**Instruction a**
Please copy out the lines of the entries from the one containing "Annotate this image: element" through the one containing "Text: Copyright 2011", both included, without changing them, and leave out the pictures.
— Start of Source document —
Pregnancy and Divorce
Under Arkansas law, you may file for divorce while pregnant. However, you cannot obtain a divorce judgment until after your child is born. This rule is in place to ensure that issues related to child support and custody are properly accounted for before the divorce goes through. In addition, any challenges to paternity need to be resolved. In Arkansas, if a couple is married, paternity is assumed unless contested before the divorce is granted. This treatment contrasts with the rule applied to unmarried couples, which allows paternity to be challenged after the initial support and custody orders are in place.
Moving the Divorce Forward
While you are waiting for your child to be born, you can start the divorce process to help dispense with some of the mandatory waiting periods. To divorce in Arkansas, you or your spouse must have lived in the state for the previous 60 days leading up to filing the action. Arkansas recognizes fault grounds for divorce, including adultery, as well as the no fault ground of living separate and apart for at least 18 months. The filing process requires completing a Complaint for Divorce and notifying your spouse. Your spouse then has 30 days to respond in writing. Even if your spouse responds sooner, no divorce may be granted in Arkansas until at least 30 days has passed since filing. You cannot request a final hearing until all of these waiting periods have been satisfied.
— End of Source document —
**Instruction b**
According to the Arkansas divorce text, how long must you or your spouse have lived in the state before filing for divorce?
— Start of Records for the exercise —
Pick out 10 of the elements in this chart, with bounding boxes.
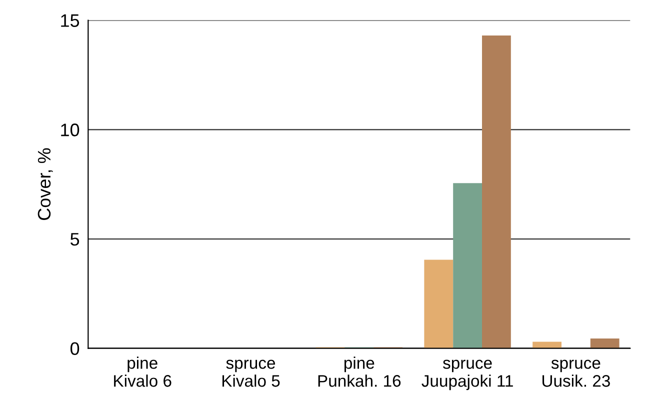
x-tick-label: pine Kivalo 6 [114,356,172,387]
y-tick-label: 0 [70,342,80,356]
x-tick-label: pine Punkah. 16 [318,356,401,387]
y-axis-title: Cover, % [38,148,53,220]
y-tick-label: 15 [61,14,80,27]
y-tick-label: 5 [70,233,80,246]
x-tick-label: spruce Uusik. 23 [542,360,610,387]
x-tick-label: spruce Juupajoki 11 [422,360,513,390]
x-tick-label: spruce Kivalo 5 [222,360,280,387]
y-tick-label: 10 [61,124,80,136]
— End of Records for the exercise —
— Start of Records for the exercise —
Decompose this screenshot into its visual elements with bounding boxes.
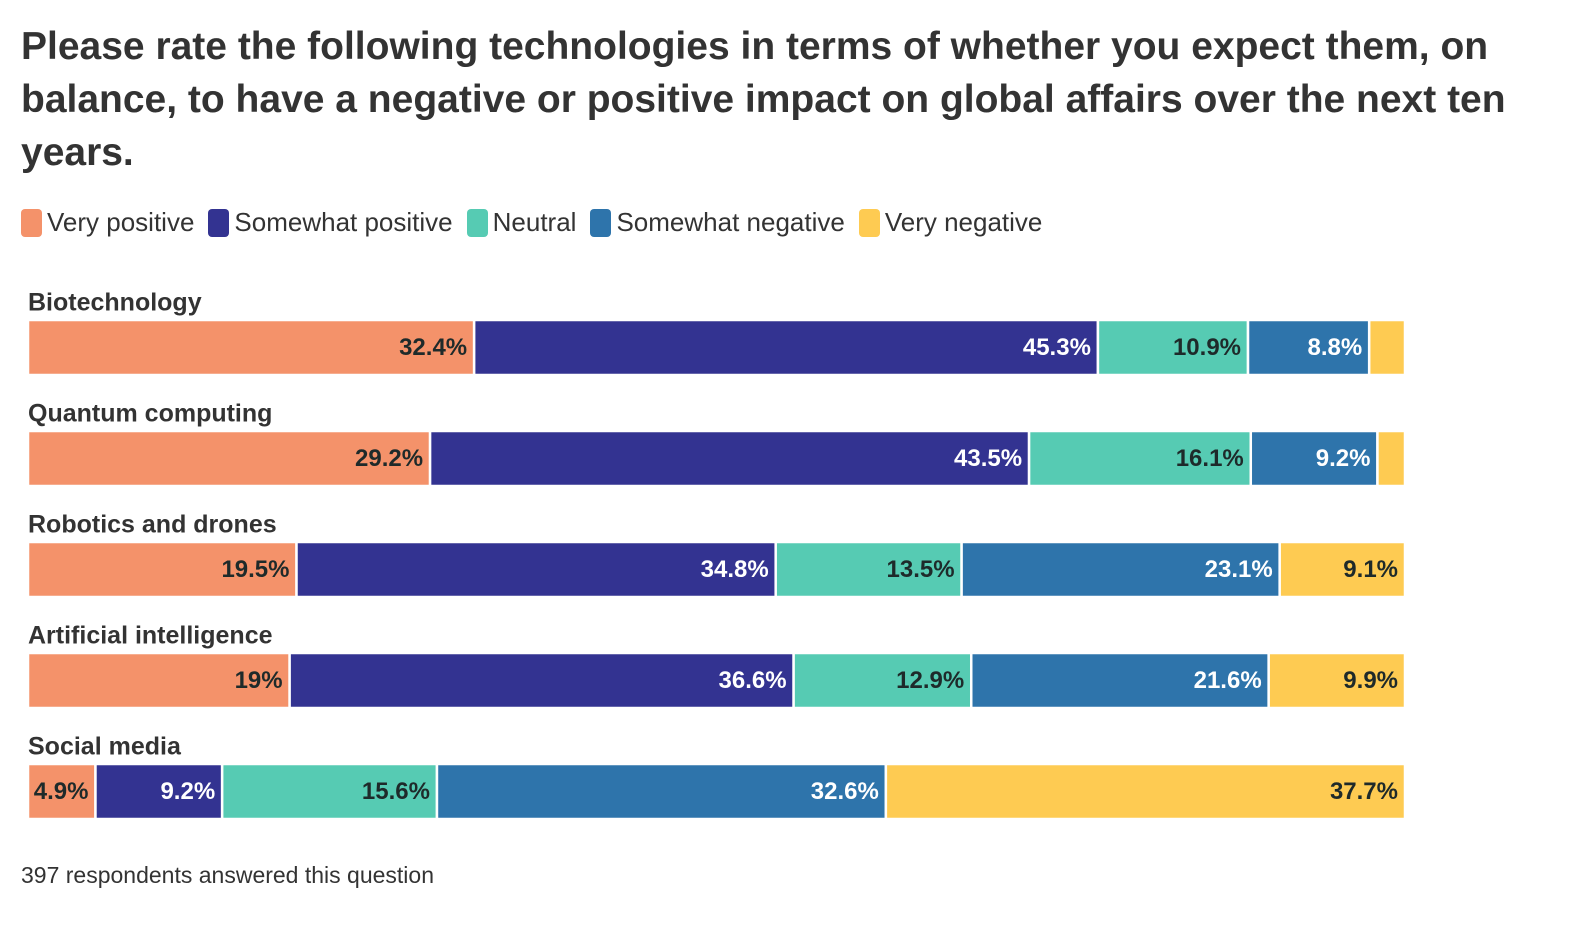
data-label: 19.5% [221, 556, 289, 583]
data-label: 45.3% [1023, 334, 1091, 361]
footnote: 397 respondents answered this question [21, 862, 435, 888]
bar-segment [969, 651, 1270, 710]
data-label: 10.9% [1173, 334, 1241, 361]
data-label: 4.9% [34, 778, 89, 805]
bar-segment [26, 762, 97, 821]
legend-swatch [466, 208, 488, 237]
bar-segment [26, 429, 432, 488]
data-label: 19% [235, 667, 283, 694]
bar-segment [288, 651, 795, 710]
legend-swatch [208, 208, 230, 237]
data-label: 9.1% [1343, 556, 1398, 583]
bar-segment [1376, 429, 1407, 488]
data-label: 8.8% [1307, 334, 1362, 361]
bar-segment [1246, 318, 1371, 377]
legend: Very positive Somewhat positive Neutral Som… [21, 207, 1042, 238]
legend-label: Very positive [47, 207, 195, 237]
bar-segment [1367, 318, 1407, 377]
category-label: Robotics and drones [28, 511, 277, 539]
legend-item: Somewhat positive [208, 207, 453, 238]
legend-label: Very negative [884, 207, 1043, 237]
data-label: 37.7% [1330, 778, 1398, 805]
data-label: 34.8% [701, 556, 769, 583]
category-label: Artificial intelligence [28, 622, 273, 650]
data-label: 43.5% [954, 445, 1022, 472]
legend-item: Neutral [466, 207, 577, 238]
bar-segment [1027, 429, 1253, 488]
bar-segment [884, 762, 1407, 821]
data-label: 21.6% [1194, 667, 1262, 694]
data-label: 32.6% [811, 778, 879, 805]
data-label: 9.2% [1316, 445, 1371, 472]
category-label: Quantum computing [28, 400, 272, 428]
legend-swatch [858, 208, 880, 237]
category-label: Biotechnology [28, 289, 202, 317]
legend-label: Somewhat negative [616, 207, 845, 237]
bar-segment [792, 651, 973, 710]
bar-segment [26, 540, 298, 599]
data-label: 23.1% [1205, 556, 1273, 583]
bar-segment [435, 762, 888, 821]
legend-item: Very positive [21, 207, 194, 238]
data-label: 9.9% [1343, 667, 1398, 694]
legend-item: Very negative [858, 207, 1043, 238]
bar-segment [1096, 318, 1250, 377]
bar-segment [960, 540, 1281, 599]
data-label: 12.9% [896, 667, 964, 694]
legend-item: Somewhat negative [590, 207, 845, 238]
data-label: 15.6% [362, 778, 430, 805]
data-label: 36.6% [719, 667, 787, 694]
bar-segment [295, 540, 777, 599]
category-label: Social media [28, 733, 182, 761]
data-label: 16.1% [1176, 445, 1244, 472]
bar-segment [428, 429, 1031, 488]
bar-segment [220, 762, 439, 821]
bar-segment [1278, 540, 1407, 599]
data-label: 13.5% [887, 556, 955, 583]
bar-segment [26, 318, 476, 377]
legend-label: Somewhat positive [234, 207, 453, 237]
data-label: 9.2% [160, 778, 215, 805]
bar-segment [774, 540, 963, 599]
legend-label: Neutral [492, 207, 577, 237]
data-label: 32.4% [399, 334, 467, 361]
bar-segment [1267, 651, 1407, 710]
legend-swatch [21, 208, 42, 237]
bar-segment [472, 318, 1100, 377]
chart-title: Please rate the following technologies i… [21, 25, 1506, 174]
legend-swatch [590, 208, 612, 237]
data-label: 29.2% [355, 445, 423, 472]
— End of Records for the exercise —
— Start of Records for the exercise —
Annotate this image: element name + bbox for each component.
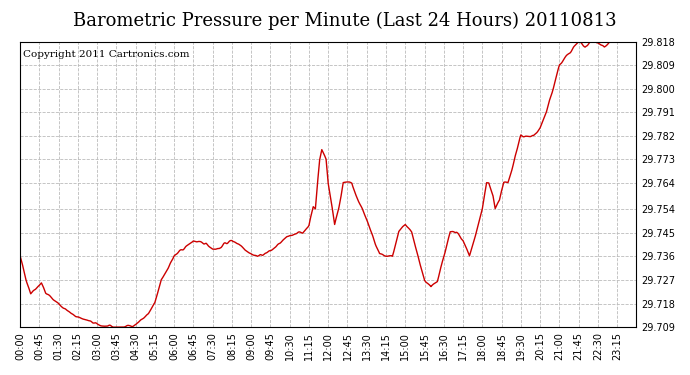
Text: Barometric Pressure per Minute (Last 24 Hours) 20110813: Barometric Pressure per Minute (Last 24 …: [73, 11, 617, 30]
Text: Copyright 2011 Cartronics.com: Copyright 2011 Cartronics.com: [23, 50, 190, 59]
— End of Records for the exercise —
**Worked answer a**
Annotate this image: element name + bbox for each component.
Text: Barometric Pressure per Minute (Last 24 Hours) 20110813: Barometric Pressure per Minute (Last 24 …: [73, 11, 617, 30]
Text: Copyright 2011 Cartronics.com: Copyright 2011 Cartronics.com: [23, 50, 190, 59]

**Worked answer b**
You or your spouse must have lived in Arkansas for the previous 60 days.